> [GIVEN EXERCISE]:
Without including the pictures, copy out every line below.

+ + + + +

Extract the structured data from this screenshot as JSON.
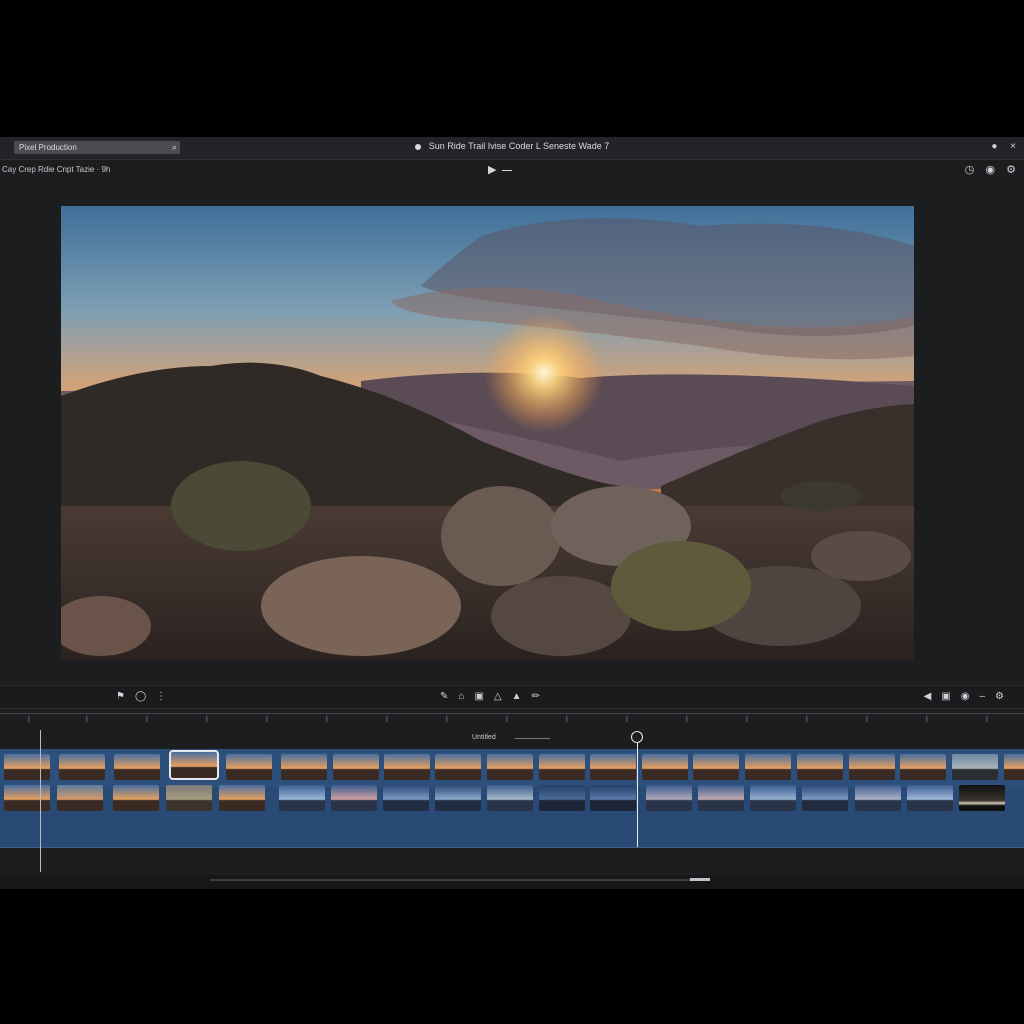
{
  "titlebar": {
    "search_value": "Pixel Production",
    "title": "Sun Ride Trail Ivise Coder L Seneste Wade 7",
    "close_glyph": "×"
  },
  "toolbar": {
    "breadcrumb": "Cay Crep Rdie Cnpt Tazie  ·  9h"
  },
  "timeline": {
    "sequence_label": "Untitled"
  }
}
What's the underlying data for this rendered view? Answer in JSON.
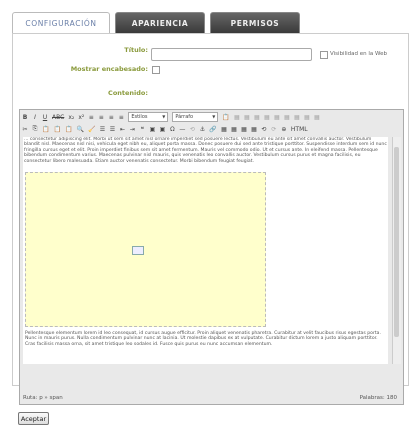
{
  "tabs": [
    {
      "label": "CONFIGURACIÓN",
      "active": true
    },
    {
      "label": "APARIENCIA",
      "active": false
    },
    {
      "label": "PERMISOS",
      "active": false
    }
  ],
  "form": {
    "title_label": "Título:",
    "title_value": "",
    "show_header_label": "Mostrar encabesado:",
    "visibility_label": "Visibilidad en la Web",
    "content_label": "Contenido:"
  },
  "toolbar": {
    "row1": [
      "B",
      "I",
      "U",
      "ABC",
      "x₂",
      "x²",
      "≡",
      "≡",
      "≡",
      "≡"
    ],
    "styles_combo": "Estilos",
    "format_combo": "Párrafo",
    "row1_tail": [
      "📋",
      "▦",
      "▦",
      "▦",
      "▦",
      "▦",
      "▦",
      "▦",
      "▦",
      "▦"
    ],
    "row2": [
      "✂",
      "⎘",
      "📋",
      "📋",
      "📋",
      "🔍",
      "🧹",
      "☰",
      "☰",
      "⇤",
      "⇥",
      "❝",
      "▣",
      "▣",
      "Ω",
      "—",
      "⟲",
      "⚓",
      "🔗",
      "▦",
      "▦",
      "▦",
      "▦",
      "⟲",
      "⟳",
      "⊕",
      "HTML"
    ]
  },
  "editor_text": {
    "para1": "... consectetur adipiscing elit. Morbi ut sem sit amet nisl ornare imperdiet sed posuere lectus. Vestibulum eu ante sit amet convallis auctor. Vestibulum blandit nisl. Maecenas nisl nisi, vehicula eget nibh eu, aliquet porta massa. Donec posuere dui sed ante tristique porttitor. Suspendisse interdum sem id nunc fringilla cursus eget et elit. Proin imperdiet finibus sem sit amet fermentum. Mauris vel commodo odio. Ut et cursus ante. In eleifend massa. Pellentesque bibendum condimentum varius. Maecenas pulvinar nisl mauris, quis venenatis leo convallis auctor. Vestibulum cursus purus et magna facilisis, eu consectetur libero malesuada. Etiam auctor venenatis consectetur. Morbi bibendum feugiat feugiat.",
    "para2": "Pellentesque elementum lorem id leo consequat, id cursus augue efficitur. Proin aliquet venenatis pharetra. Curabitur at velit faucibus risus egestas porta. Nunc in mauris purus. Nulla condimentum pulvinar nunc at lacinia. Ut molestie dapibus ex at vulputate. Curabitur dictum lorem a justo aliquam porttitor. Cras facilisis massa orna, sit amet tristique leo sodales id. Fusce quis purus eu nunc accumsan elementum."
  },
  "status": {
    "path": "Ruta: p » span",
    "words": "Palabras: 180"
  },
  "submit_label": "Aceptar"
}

+ + + + +

> [WRITTEN SOLUTION]:
Extract the structured data from this screenshot as JSON.
{
  "titlebar": {
    "search_value": "Pixel Production",
    "title": "Sun Ride Trail Ivise Coder L Seneste Wade 7",
    "close_glyph": "×"
  },
  "toolbar": {
    "breadcrumb": "Cay Crep Rdie Cnpt Tazie  ·  9h"
  },
  "timeline": {
    "sequence_label": "Untitled"
  }
}
What's the underlying data for this rendered view? Answer in JSON.
{
  "tabs": [
    {
      "label": "CONFIGURACIÓN",
      "active": true
    },
    {
      "label": "APARIENCIA",
      "active": false
    },
    {
      "label": "PERMISOS",
      "active": false
    }
  ],
  "form": {
    "title_label": "Título:",
    "title_value": "",
    "show_header_label": "Mostrar encabesado:",
    "visibility_label": "Visibilidad en la Web",
    "content_label": "Contenido:"
  },
  "toolbar": {
    "row1": [
      "B",
      "I",
      "U",
      "ABC",
      "x₂",
      "x²",
      "≡",
      "≡",
      "≡",
      "≡"
    ],
    "styles_combo": "Estilos",
    "format_combo": "Párrafo",
    "row1_tail": [
      "📋",
      "▦",
      "▦",
      "▦",
      "▦",
      "▦",
      "▦",
      "▦",
      "▦",
      "▦"
    ],
    "row2": [
      "✂",
      "⎘",
      "📋",
      "📋",
      "📋",
      "🔍",
      "🧹",
      "☰",
      "☰",
      "⇤",
      "⇥",
      "❝",
      "▣",
      "▣",
      "Ω",
      "—",
      "⟲",
      "⚓",
      "🔗",
      "▦",
      "▦",
      "▦",
      "▦",
      "⟲",
      "⟳",
      "⊕",
      "HTML"
    ]
  },
  "editor_text": {
    "para1": "... consectetur adipiscing elit. Morbi ut sem sit amet nisl ornare imperdiet sed posuere lectus. Vestibulum eu ante sit amet convallis auctor. Vestibulum blandit nisl. Maecenas nisl nisi, vehicula eget nibh eu, aliquet porta massa. Donec posuere dui sed ante tristique porttitor. Suspendisse interdum sem id nunc fringilla cursus eget et elit. Proin imperdiet finibus sem sit amet fermentum. Mauris vel commodo odio. Ut et cursus ante. In eleifend massa. Pellentesque bibendum condimentum varius. Maecenas pulvinar nisl mauris, quis venenatis leo convallis auctor. Vestibulum cursus purus et magna facilisis, eu consectetur libero malesuada. Etiam auctor venenatis consectetur. Morbi bibendum feugiat feugiat.",
    "para2": "Pellentesque elementum lorem id leo consequat, id cursus augue efficitur. Proin aliquet venenatis pharetra. Curabitur at velit faucibus risus egestas porta. Nunc in mauris purus. Nulla condimentum pulvinar nunc at lacinia. Ut molestie dapibus ex at vulputate. Curabitur dictum lorem a justo aliquam porttitor. Cras facilisis massa orna, sit amet tristique leo sodales id. Fusce quis purus eu nunc accumsan elementum."
  },
  "status": {
    "path": "Ruta: p » span",
    "words": "Palabras: 180"
  },
  "submit_label": "Aceptar"
}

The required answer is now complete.